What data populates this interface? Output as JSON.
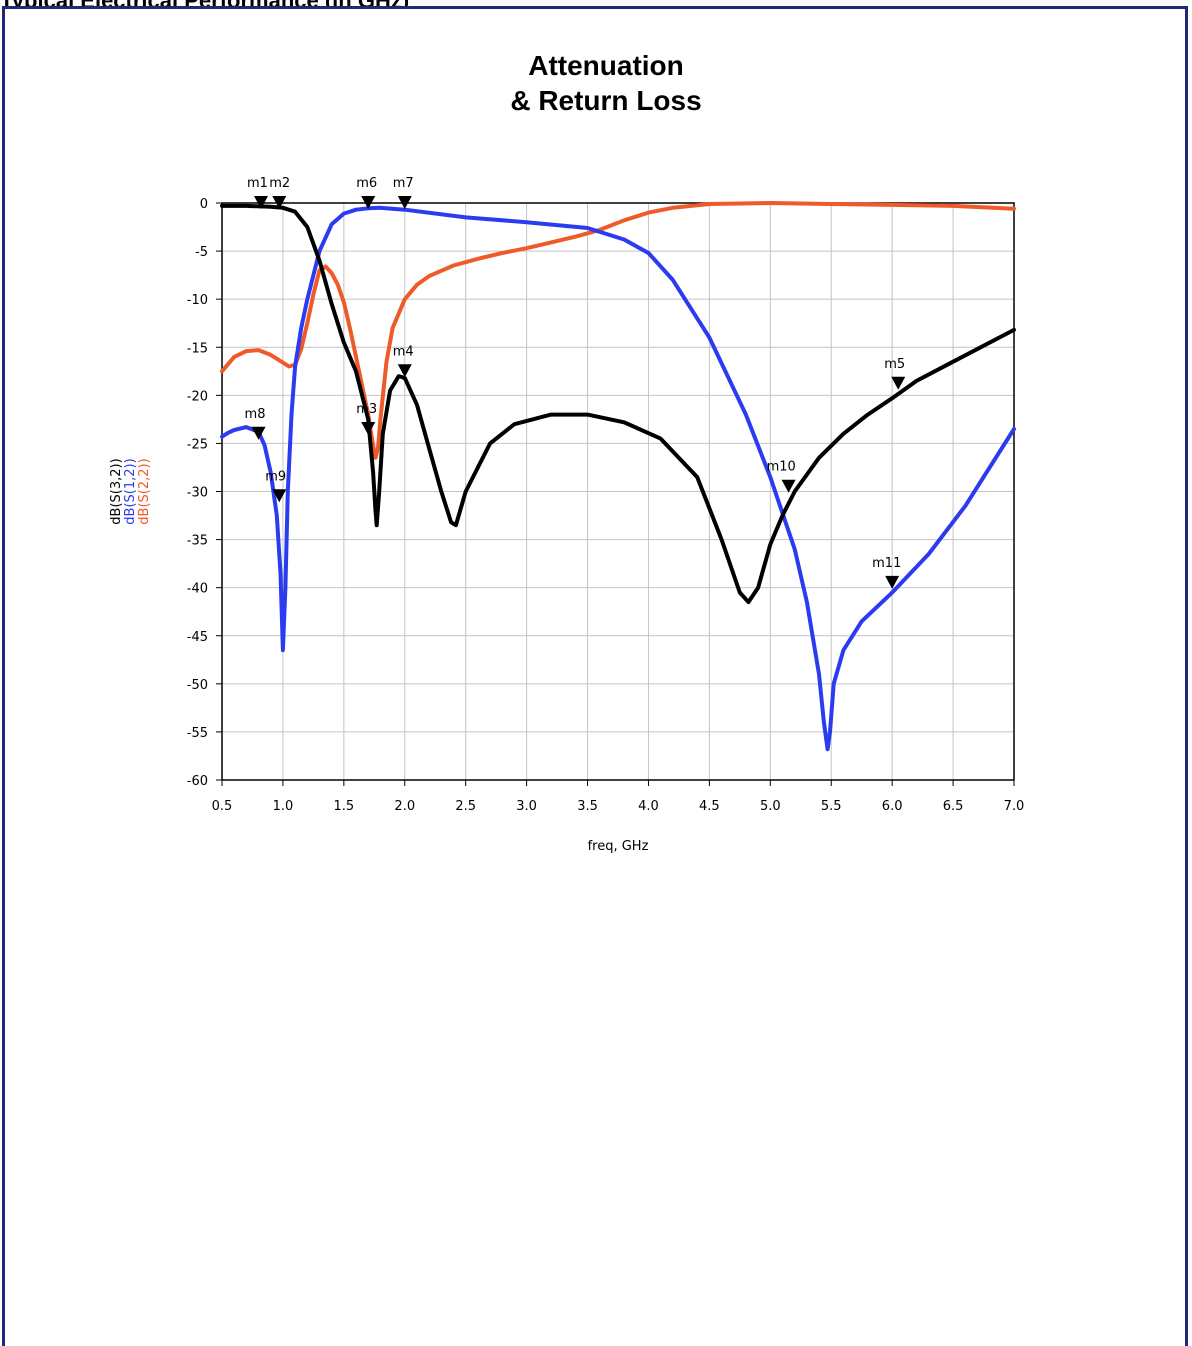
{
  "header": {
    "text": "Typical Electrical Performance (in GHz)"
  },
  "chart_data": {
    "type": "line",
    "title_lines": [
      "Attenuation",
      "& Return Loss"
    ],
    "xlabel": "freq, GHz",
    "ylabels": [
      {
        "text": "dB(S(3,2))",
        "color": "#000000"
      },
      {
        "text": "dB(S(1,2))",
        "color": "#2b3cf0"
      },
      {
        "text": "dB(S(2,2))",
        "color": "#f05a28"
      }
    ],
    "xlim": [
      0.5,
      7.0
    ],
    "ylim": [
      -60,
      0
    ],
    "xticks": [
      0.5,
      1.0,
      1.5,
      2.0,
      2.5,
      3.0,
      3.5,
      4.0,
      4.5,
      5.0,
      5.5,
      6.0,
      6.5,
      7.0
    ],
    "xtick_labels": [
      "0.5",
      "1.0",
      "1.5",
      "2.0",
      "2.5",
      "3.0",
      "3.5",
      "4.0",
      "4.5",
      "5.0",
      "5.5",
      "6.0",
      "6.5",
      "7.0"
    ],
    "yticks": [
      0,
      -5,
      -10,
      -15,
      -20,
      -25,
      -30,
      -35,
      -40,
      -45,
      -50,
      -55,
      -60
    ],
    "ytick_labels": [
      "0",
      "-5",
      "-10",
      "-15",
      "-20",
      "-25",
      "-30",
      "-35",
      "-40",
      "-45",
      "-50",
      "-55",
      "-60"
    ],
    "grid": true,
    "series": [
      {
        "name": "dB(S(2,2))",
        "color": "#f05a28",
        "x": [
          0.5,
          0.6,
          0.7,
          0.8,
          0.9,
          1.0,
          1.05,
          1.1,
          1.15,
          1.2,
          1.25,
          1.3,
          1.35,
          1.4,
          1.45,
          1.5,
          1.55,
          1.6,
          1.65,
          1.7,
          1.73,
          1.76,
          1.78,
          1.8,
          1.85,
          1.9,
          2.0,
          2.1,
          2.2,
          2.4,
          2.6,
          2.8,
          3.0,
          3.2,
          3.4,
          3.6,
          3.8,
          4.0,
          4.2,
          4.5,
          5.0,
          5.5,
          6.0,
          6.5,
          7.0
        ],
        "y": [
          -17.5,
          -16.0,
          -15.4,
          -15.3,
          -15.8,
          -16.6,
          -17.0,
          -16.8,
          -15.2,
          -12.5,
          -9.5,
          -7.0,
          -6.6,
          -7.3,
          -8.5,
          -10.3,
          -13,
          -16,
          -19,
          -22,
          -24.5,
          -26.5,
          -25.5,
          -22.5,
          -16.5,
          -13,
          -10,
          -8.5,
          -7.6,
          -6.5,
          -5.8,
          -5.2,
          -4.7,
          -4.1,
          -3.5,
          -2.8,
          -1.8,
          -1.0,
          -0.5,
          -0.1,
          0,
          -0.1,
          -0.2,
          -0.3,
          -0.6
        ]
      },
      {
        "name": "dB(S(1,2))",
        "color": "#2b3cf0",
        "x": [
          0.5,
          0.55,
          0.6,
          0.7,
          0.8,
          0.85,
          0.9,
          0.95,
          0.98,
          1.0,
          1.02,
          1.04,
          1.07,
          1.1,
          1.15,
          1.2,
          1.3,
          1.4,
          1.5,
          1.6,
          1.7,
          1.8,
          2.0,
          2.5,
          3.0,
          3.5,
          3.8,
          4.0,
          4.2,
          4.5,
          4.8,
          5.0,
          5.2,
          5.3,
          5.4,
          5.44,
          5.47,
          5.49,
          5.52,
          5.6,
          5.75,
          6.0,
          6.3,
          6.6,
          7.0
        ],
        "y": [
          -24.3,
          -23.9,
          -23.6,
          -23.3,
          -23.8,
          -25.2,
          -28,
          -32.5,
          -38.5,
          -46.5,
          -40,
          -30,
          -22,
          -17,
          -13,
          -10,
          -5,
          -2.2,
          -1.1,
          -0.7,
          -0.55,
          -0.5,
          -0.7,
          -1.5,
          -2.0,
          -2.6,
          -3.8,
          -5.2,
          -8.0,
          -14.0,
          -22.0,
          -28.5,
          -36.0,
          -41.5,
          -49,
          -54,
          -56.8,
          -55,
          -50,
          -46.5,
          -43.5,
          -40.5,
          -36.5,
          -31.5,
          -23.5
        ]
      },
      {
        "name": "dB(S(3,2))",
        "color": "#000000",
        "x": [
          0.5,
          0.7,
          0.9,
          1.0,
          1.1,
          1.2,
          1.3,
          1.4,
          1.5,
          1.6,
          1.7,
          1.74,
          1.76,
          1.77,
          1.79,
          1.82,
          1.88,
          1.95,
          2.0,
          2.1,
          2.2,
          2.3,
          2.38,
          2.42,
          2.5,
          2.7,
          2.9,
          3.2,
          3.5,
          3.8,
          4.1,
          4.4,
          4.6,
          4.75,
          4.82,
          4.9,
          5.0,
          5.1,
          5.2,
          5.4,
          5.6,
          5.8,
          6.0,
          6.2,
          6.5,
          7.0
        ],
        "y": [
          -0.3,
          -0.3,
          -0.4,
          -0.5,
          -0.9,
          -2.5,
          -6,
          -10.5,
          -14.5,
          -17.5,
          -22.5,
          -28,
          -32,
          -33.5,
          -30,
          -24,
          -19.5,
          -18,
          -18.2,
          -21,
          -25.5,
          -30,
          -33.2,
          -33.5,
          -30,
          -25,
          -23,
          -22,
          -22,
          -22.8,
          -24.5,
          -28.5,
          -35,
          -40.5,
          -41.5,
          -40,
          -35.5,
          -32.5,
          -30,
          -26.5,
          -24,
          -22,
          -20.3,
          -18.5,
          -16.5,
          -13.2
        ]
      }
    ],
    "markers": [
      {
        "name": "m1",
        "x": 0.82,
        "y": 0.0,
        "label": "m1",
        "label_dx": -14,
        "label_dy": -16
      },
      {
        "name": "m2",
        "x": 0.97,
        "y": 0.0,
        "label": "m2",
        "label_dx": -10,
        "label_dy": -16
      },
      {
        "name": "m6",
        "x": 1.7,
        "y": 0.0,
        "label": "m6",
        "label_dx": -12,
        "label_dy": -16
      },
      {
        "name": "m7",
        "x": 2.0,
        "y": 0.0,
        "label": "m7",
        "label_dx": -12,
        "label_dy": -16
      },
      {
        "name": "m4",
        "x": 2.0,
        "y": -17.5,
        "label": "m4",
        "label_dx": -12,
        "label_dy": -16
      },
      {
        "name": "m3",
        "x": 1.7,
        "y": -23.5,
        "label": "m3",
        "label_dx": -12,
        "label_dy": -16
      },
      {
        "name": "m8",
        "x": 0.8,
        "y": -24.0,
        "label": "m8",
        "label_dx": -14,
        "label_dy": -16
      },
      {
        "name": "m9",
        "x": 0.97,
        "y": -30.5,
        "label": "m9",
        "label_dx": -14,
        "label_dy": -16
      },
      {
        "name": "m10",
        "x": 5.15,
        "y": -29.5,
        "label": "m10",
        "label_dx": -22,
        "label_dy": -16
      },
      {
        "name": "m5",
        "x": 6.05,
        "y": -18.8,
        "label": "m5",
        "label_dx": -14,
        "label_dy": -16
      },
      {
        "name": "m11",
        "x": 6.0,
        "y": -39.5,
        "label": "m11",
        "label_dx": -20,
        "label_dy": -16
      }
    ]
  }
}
·····
- [Exercise prompt]: Write out the whole listing exactly, and drop the pictures.

- [Answer for the task]:
What data populates this interface? Output as JSON.
{
  "header": {
    "text": "Typical Electrical Performance (in GHz)"
  },
  "chart_data": {
    "type": "line",
    "title_lines": [
      "Attenuation",
      "& Return Loss"
    ],
    "xlabel": "freq, GHz",
    "ylabels": [
      {
        "text": "dB(S(3,2))",
        "color": "#000000"
      },
      {
        "text": "dB(S(1,2))",
        "color": "#2b3cf0"
      },
      {
        "text": "dB(S(2,2))",
        "color": "#f05a28"
      }
    ],
    "xlim": [
      0.5,
      7.0
    ],
    "ylim": [
      -60,
      0
    ],
    "xticks": [
      0.5,
      1.0,
      1.5,
      2.0,
      2.5,
      3.0,
      3.5,
      4.0,
      4.5,
      5.0,
      5.5,
      6.0,
      6.5,
      7.0
    ],
    "xtick_labels": [
      "0.5",
      "1.0",
      "1.5",
      "2.0",
      "2.5",
      "3.0",
      "3.5",
      "4.0",
      "4.5",
      "5.0",
      "5.5",
      "6.0",
      "6.5",
      "7.0"
    ],
    "yticks": [
      0,
      -5,
      -10,
      -15,
      -20,
      -25,
      -30,
      -35,
      -40,
      -45,
      -50,
      -55,
      -60
    ],
    "ytick_labels": [
      "0",
      "-5",
      "-10",
      "-15",
      "-20",
      "-25",
      "-30",
      "-35",
      "-40",
      "-45",
      "-50",
      "-55",
      "-60"
    ],
    "grid": true,
    "series": [
      {
        "name": "dB(S(2,2))",
        "color": "#f05a28",
        "x": [
          0.5,
          0.6,
          0.7,
          0.8,
          0.9,
          1.0,
          1.05,
          1.1,
          1.15,
          1.2,
          1.25,
          1.3,
          1.35,
          1.4,
          1.45,
          1.5,
          1.55,
          1.6,
          1.65,
          1.7,
          1.73,
          1.76,
          1.78,
          1.8,
          1.85,
          1.9,
          2.0,
          2.1,
          2.2,
          2.4,
          2.6,
          2.8,
          3.0,
          3.2,
          3.4,
          3.6,
          3.8,
          4.0,
          4.2,
          4.5,
          5.0,
          5.5,
          6.0,
          6.5,
          7.0
        ],
        "y": [
          -17.5,
          -16.0,
          -15.4,
          -15.3,
          -15.8,
          -16.6,
          -17.0,
          -16.8,
          -15.2,
          -12.5,
          -9.5,
          -7.0,
          -6.6,
          -7.3,
          -8.5,
          -10.3,
          -13,
          -16,
          -19,
          -22,
          -24.5,
          -26.5,
          -25.5,
          -22.5,
          -16.5,
          -13,
          -10,
          -8.5,
          -7.6,
          -6.5,
          -5.8,
          -5.2,
          -4.7,
          -4.1,
          -3.5,
          -2.8,
          -1.8,
          -1.0,
          -0.5,
          -0.1,
          0,
          -0.1,
          -0.2,
          -0.3,
          -0.6
        ]
      },
      {
        "name": "dB(S(1,2))",
        "color": "#2b3cf0",
        "x": [
          0.5,
          0.55,
          0.6,
          0.7,
          0.8,
          0.85,
          0.9,
          0.95,
          0.98,
          1.0,
          1.02,
          1.04,
          1.07,
          1.1,
          1.15,
          1.2,
          1.3,
          1.4,
          1.5,
          1.6,
          1.7,
          1.8,
          2.0,
          2.5,
          3.0,
          3.5,
          3.8,
          4.0,
          4.2,
          4.5,
          4.8,
          5.0,
          5.2,
          5.3,
          5.4,
          5.44,
          5.47,
          5.49,
          5.52,
          5.6,
          5.75,
          6.0,
          6.3,
          6.6,
          7.0
        ],
        "y": [
          -24.3,
          -23.9,
          -23.6,
          -23.3,
          -23.8,
          -25.2,
          -28,
          -32.5,
          -38.5,
          -46.5,
          -40,
          -30,
          -22,
          -17,
          -13,
          -10,
          -5,
          -2.2,
          -1.1,
          -0.7,
          -0.55,
          -0.5,
          -0.7,
          -1.5,
          -2.0,
          -2.6,
          -3.8,
          -5.2,
          -8.0,
          -14.0,
          -22.0,
          -28.5,
          -36.0,
          -41.5,
          -49,
          -54,
          -56.8,
          -55,
          -50,
          -46.5,
          -43.5,
          -40.5,
          -36.5,
          -31.5,
          -23.5
        ]
      },
      {
        "name": "dB(S(3,2))",
        "color": "#000000",
        "x": [
          0.5,
          0.7,
          0.9,
          1.0,
          1.1,
          1.2,
          1.3,
          1.4,
          1.5,
          1.6,
          1.7,
          1.74,
          1.76,
          1.77,
          1.79,
          1.82,
          1.88,
          1.95,
          2.0,
          2.1,
          2.2,
          2.3,
          2.38,
          2.42,
          2.5,
          2.7,
          2.9,
          3.2,
          3.5,
          3.8,
          4.1,
          4.4,
          4.6,
          4.75,
          4.82,
          4.9,
          5.0,
          5.1,
          5.2,
          5.4,
          5.6,
          5.8,
          6.0,
          6.2,
          6.5,
          7.0
        ],
        "y": [
          -0.3,
          -0.3,
          -0.4,
          -0.5,
          -0.9,
          -2.5,
          -6,
          -10.5,
          -14.5,
          -17.5,
          -22.5,
          -28,
          -32,
          -33.5,
          -30,
          -24,
          -19.5,
          -18,
          -18.2,
          -21,
          -25.5,
          -30,
          -33.2,
          -33.5,
          -30,
          -25,
          -23,
          -22,
          -22,
          -22.8,
          -24.5,
          -28.5,
          -35,
          -40.5,
          -41.5,
          -40,
          -35.5,
          -32.5,
          -30,
          -26.5,
          -24,
          -22,
          -20.3,
          -18.5,
          -16.5,
          -13.2
        ]
      }
    ],
    "markers": [
      {
        "name": "m1",
        "x": 0.82,
        "y": 0.0,
        "label": "m1",
        "label_dx": -14,
        "label_dy": -16
      },
      {
        "name": "m2",
        "x": 0.97,
        "y": 0.0,
        "label": "m2",
        "label_dx": -10,
        "label_dy": -16
      },
      {
        "name": "m6",
        "x": 1.7,
        "y": 0.0,
        "label": "m6",
        "label_dx": -12,
        "label_dy": -16
      },
      {
        "name": "m7",
        "x": 2.0,
        "y": 0.0,
        "label": "m7",
        "label_dx": -12,
        "label_dy": -16
      },
      {
        "name": "m4",
        "x": 2.0,
        "y": -17.5,
        "label": "m4",
        "label_dx": -12,
        "label_dy": -16
      },
      {
        "name": "m3",
        "x": 1.7,
        "y": -23.5,
        "label": "m3",
        "label_dx": -12,
        "label_dy": -16
      },
      {
        "name": "m8",
        "x": 0.8,
        "y": -24.0,
        "label": "m8",
        "label_dx": -14,
        "label_dy": -16
      },
      {
        "name": "m9",
        "x": 0.97,
        "y": -30.5,
        "label": "m9",
        "label_dx": -14,
        "label_dy": -16
      },
      {
        "name": "m10",
        "x": 5.15,
        "y": -29.5,
        "label": "m10",
        "label_dx": -22,
        "label_dy": -16
      },
      {
        "name": "m5",
        "x": 6.05,
        "y": -18.8,
        "label": "m5",
        "label_dx": -14,
        "label_dy": -16
      },
      {
        "name": "m11",
        "x": 6.0,
        "y": -39.5,
        "label": "m11",
        "label_dx": -20,
        "label_dy": -16
      }
    ]
  }
}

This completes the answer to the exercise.